### PROBLEM TO WORK ON
Your task is to filter the data below down to the lines holding "type".

### PROVIDED INFORMATION

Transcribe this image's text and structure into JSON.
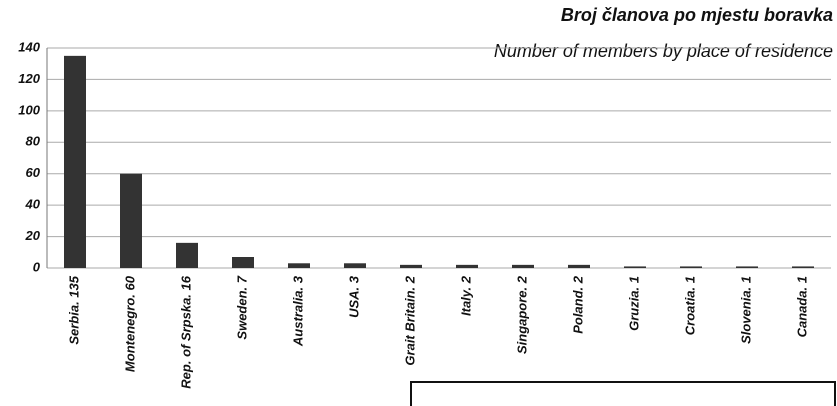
{
  "chart_data": {
    "type": "bar",
    "title": "Broj članova po mjestu boravka",
    "subtitle": "Number of members by place of residence",
    "categories": [
      "Serbia. 135",
      "Montenegro. 60",
      "Rep. of Srpska. 16",
      "Sweden. 7",
      "Australia. 3",
      "USA. 3",
      "Grait Britain. 2",
      "Italy. 2",
      "Singapore. 2",
      "Poland. 2",
      "Gruzia. 1",
      "Croatia. 1",
      "Slovenia. 1",
      "Canada. 1"
    ],
    "values": [
      135,
      60,
      16,
      7,
      3,
      3,
      2,
      2,
      2,
      2,
      1,
      1,
      1,
      1
    ],
    "color": "#333333",
    "ylim": [
      0,
      140
    ],
    "yticks": [
      0,
      20,
      40,
      60,
      80,
      100,
      120,
      140
    ],
    "grid": true
  }
}
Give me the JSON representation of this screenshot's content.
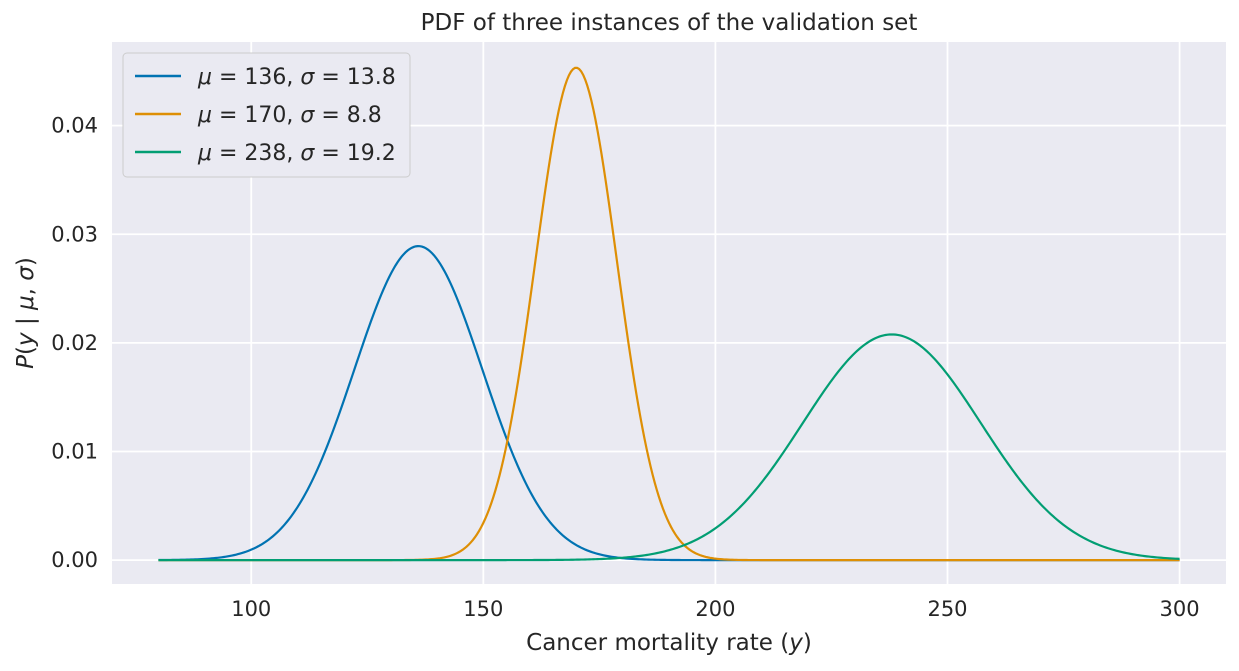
{
  "chart_data": {
    "type": "line",
    "title": "PDF of three instances of the validation set",
    "xlabel": "Cancer mortality rate (y)",
    "ylabel": "P(y | μ, σ)",
    "xlim": [
      70,
      310
    ],
    "ylim": [
      -0.0022,
      0.0477
    ],
    "x_range": [
      80,
      300
    ],
    "xticks": [
      100,
      150,
      200,
      250,
      300
    ],
    "xtick_labels": [
      "100",
      "150",
      "200",
      "250",
      "300"
    ],
    "yticks": [
      0.0,
      0.01,
      0.02,
      0.03,
      0.04
    ],
    "ytick_labels": [
      "0.00",
      "0.01",
      "0.02",
      "0.03",
      "0.04"
    ],
    "grid": true,
    "legend_position": "top-left",
    "series": [
      {
        "name": "μ = 136, σ = 13.8",
        "mu": 136,
        "sigma": 13.8,
        "color": "#0173b2"
      },
      {
        "name": "μ = 170, σ = 8.8",
        "mu": 170,
        "sigma": 8.8,
        "color": "#de8f05"
      },
      {
        "name": "μ = 238, σ = 19.2",
        "mu": 238,
        "sigma": 19.2,
        "color": "#029e73"
      }
    ],
    "legend": [
      {
        "mu": "136",
        "sigma": "13.8"
      },
      {
        "mu": "170",
        "sigma": "8.8"
      },
      {
        "mu": "238",
        "sigma": "19.2"
      }
    ],
    "background_color": "#eaeaf2",
    "grid_color": "#ffffff"
  }
}
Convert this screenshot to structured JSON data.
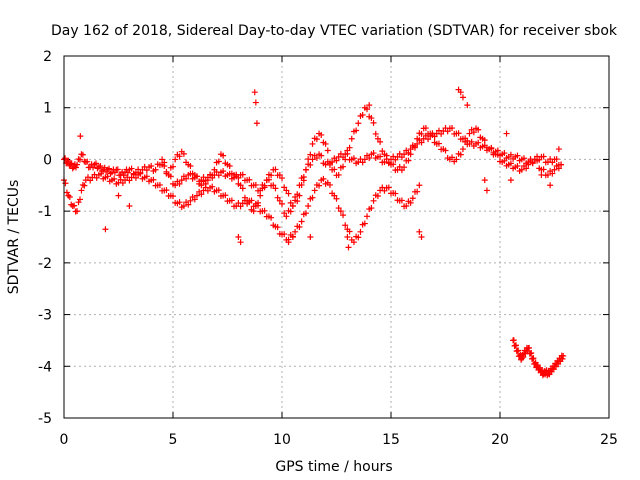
{
  "chart_data": {
    "type": "scatter",
    "title": "Day 162 of 2018, Sidereal Day-to-day VTEC variation (SDTVAR) for receiver sbok",
    "xlabel": "GPS time / hours",
    "ylabel": "SDTVAR / TECUs",
    "xlim": [
      0,
      25
    ],
    "ylim": [
      -5,
      2
    ],
    "xticks": [
      0,
      5,
      10,
      15,
      20,
      25
    ],
    "yticks": [
      -5,
      -4,
      -3,
      -2,
      -1,
      0,
      1,
      2
    ],
    "grid": true,
    "marker": "+",
    "color": "#ff0000",
    "series": [
      {
        "name": "main",
        "x": [
          0.0,
          0.15,
          0.3,
          0.45,
          0.6,
          0.8,
          1.0,
          1.2,
          1.4,
          1.6,
          1.8,
          2.0,
          2.2,
          2.4,
          2.6,
          2.8,
          3.0,
          3.3,
          3.6,
          3.9,
          4.2,
          4.5,
          4.8,
          5.1,
          5.4,
          5.7,
          6.0,
          6.3,
          6.6,
          6.9,
          7.2,
          7.5,
          7.8,
          8.1,
          8.4,
          8.7,
          9.0,
          9.3,
          9.6,
          9.9,
          10.2,
          10.5,
          10.8,
          11.1,
          11.4,
          11.7,
          12.0,
          12.3,
          12.6,
          12.9,
          13.2,
          13.5,
          13.8,
          14.1,
          14.4,
          14.7,
          15.0,
          15.3,
          15.6,
          15.9,
          16.2,
          16.5,
          16.8,
          17.1,
          17.4,
          17.7,
          18.0,
          18.3,
          18.6,
          18.9,
          19.2,
          19.5,
          19.8,
          20.1,
          20.4,
          20.7,
          21.0,
          21.3,
          21.6,
          21.9,
          22.2,
          22.5,
          22.8
        ],
        "y": [
          0.0,
          -0.05,
          -0.1,
          -0.15,
          -0.1,
          0.1,
          -0.05,
          -0.15,
          -0.1,
          -0.15,
          -0.2,
          -0.2,
          -0.25,
          -0.2,
          -0.3,
          -0.25,
          -0.2,
          -0.25,
          -0.2,
          -0.15,
          -0.2,
          0.0,
          -0.3,
          -0.5,
          -0.4,
          -0.3,
          -0.35,
          -0.4,
          -0.35,
          -0.3,
          -0.25,
          -0.3,
          -0.35,
          -0.3,
          -0.4,
          -0.5,
          -0.6,
          -0.4,
          -0.5,
          -0.8,
          -1.1,
          -0.9,
          -0.5,
          -0.2,
          0.0,
          0.1,
          -0.1,
          -0.05,
          0.05,
          0.1,
          0.0,
          -0.05,
          0.0,
          0.1,
          0.05,
          -0.05,
          0.0,
          0.05,
          0.1,
          0.2,
          0.3,
          0.4,
          0.45,
          0.5,
          0.55,
          0.6,
          0.5,
          0.4,
          0.3,
          0.3,
          0.25,
          0.2,
          0.15,
          0.1,
          0.05,
          0.05,
          0.0,
          -0.05,
          0.0,
          0.05,
          -0.05,
          0.0,
          -0.1
        ]
      },
      {
        "name": "lower-trace",
        "x": [
          0.0,
          0.2,
          0.4,
          0.6,
          0.8,
          1.0,
          1.3,
          1.6,
          1.9,
          2.2,
          2.5,
          2.8,
          3.1,
          3.4,
          3.7,
          4.0,
          4.3,
          4.6,
          4.9,
          5.2,
          5.5,
          5.8,
          6.1,
          6.4,
          6.7,
          7.0,
          7.3,
          7.6,
          7.9,
          8.2,
          8.5,
          8.8,
          9.1,
          9.4,
          9.7,
          10.0,
          10.3,
          10.6,
          10.9,
          11.2,
          11.5,
          11.8,
          12.1,
          12.4,
          12.7,
          13.0,
          13.3,
          13.6,
          13.9,
          14.2,
          14.5,
          14.8,
          15.1,
          15.4,
          15.7,
          16.0,
          16.3
        ],
        "y": [
          -0.4,
          -0.7,
          -0.9,
          -1.0,
          -0.6,
          -0.4,
          -0.35,
          -0.3,
          -0.35,
          -0.4,
          -0.45,
          -0.4,
          -0.35,
          -0.3,
          -0.35,
          -0.4,
          -0.5,
          -0.6,
          -0.7,
          -0.85,
          -0.9,
          -0.8,
          -0.7,
          -0.6,
          -0.55,
          -0.6,
          -0.7,
          -0.8,
          -0.9,
          -0.85,
          -0.8,
          -0.9,
          -1.0,
          -1.1,
          -1.3,
          -1.45,
          -1.55,
          -1.4,
          -1.2,
          -0.9,
          -0.6,
          -0.4,
          -0.45,
          -0.7,
          -1.0,
          -1.35,
          -1.6,
          -1.4,
          -1.1,
          -0.8,
          -0.6,
          -0.55,
          -0.65,
          -0.8,
          -0.9,
          -0.75,
          -0.5
        ]
      },
      {
        "name": "wave-trace",
        "x": [
          4.5,
          4.8,
          5.1,
          5.4,
          5.7,
          6.0,
          6.3,
          6.6,
          6.9,
          7.2,
          7.5,
          7.8,
          8.1,
          8.4,
          8.7,
          9.0,
          9.3,
          9.6,
          9.9,
          10.2,
          10.5,
          10.8,
          11.1,
          11.4,
          11.7,
          12.0,
          12.3,
          12.6,
          12.9,
          13.2,
          13.5,
          13.8,
          14.1,
          14.4,
          14.7,
          15.0,
          15.3,
          15.6,
          15.9,
          16.2,
          16.5,
          16.8,
          17.1,
          17.4,
          17.7,
          18.0,
          18.3,
          18.6,
          18.9,
          19.2,
          19.5,
          19.8,
          20.1,
          20.4,
          20.7,
          21.0,
          21.3,
          21.6,
          21.9,
          22.2,
          22.5,
          22.8
        ],
        "y": [
          -0.1,
          -0.3,
          0.0,
          0.15,
          -0.1,
          -0.3,
          -0.5,
          -0.4,
          -0.2,
          0.1,
          -0.1,
          -0.3,
          -0.5,
          -0.8,
          -1.0,
          -0.7,
          -0.4,
          -0.2,
          -0.3,
          -0.6,
          -0.9,
          -0.7,
          -0.2,
          0.3,
          0.5,
          0.3,
          -0.2,
          -0.3,
          0.0,
          0.4,
          0.7,
          1.0,
          0.8,
          0.4,
          0.1,
          -0.1,
          -0.2,
          -0.15,
          0.1,
          0.4,
          0.6,
          0.5,
          0.3,
          0.2,
          0.0,
          0.0,
          0.2,
          0.5,
          0.6,
          0.4,
          0.2,
          0.1,
          -0.05,
          -0.1,
          -0.15,
          -0.2,
          -0.1,
          0.0,
          -0.2,
          -0.3,
          -0.2,
          -0.1
        ]
      },
      {
        "name": "spikes",
        "x": [
          0.75,
          1.9,
          2.5,
          3.0,
          8.0,
          8.1,
          8.75,
          8.8,
          8.85,
          10.3,
          10.5,
          11.3,
          13.0,
          13.05,
          14.0,
          16.3,
          16.4,
          18.1,
          18.2,
          18.3,
          18.5,
          19.3,
          19.4,
          20.3,
          20.5,
          21.9,
          22.3,
          22.7
        ],
        "y": [
          0.45,
          -1.35,
          -0.7,
          -0.9,
          -1.5,
          -1.6,
          1.3,
          1.1,
          0.7,
          -1.6,
          -1.5,
          -1.5,
          -1.5,
          -1.7,
          1.05,
          -1.4,
          -1.5,
          1.35,
          1.3,
          1.2,
          1.05,
          -0.4,
          -0.6,
          0.5,
          -0.4,
          -0.3,
          -0.5,
          0.2
        ]
      },
      {
        "name": "offset-cluster",
        "x": [
          20.6,
          20.7,
          20.8,
          20.9,
          21.0,
          21.1,
          21.2,
          21.3,
          21.4,
          21.5,
          21.6,
          21.7,
          21.8,
          21.9,
          22.0,
          22.1,
          22.2,
          22.3,
          22.4,
          22.5,
          22.6,
          22.7,
          22.8,
          22.9
        ],
        "y": [
          -3.5,
          -3.6,
          -3.7,
          -3.8,
          -3.85,
          -3.75,
          -3.7,
          -3.65,
          -3.75,
          -3.85,
          -3.95,
          -4.0,
          -4.05,
          -4.1,
          -4.15,
          -4.1,
          -4.15,
          -4.1,
          -4.05,
          -4.0,
          -3.95,
          -3.9,
          -3.85,
          -3.8
        ]
      }
    ]
  }
}
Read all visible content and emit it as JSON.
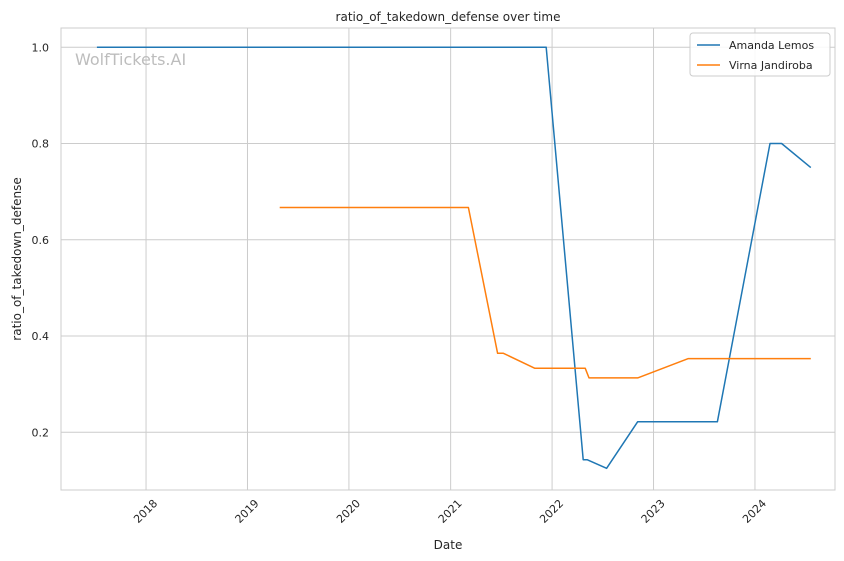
{
  "watermark": "WolfTickets.AI",
  "chart_data": {
    "type": "line",
    "title": "ratio_of_takedown_defense over time",
    "xlabel": "Date",
    "ylabel": "ratio_of_takedown_defense",
    "xlim": [
      "2017-03-01",
      "2024-10-15"
    ],
    "ylim": [
      0.08,
      1.04
    ],
    "x_ticks": [
      "2018",
      "2019",
      "2020",
      "2021",
      "2022",
      "2023",
      "2024"
    ],
    "y_ticks": [
      0.2,
      0.4,
      0.6,
      0.8,
      1.0
    ],
    "y_tick_labels": [
      "0.2",
      "0.4",
      "0.6",
      "0.8",
      "1.0"
    ],
    "grid": true,
    "legend_position": "top-right",
    "series": [
      {
        "name": "Amanda Lemos",
        "color": "#1f77b4",
        "points": [
          {
            "x": "2017-07-08",
            "y": 1.0
          },
          {
            "x": "2021-12-11",
            "y": 1.0
          },
          {
            "x": "2022-04-23",
            "y": 0.143
          },
          {
            "x": "2022-05-07",
            "y": 0.143
          },
          {
            "x": "2022-07-16",
            "y": 0.125
          },
          {
            "x": "2022-11-05",
            "y": 0.222
          },
          {
            "x": "2023-08-19",
            "y": 0.222
          },
          {
            "x": "2024-02-24",
            "y": 0.8
          },
          {
            "x": "2024-04-06",
            "y": 0.8
          },
          {
            "x": "2024-07-20",
            "y": 0.75
          }
        ]
      },
      {
        "name": "Virna Jandiroba",
        "color": "#ff7f0e",
        "points": [
          {
            "x": "2019-04-27",
            "y": 0.667
          },
          {
            "x": "2021-03-06",
            "y": 0.667
          },
          {
            "x": "2021-06-19",
            "y": 0.364
          },
          {
            "x": "2021-07-10",
            "y": 0.364
          },
          {
            "x": "2021-10-30",
            "y": 0.333
          },
          {
            "x": "2022-04-30",
            "y": 0.333
          },
          {
            "x": "2022-05-14",
            "y": 0.313
          },
          {
            "x": "2022-11-05",
            "y": 0.313
          },
          {
            "x": "2023-05-06",
            "y": 0.353
          },
          {
            "x": "2024-07-20",
            "y": 0.353
          }
        ]
      }
    ]
  }
}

### THE ANSWER
    "type": "bar",
    "type": "line",
    "type": "scatter",
    "type": "line",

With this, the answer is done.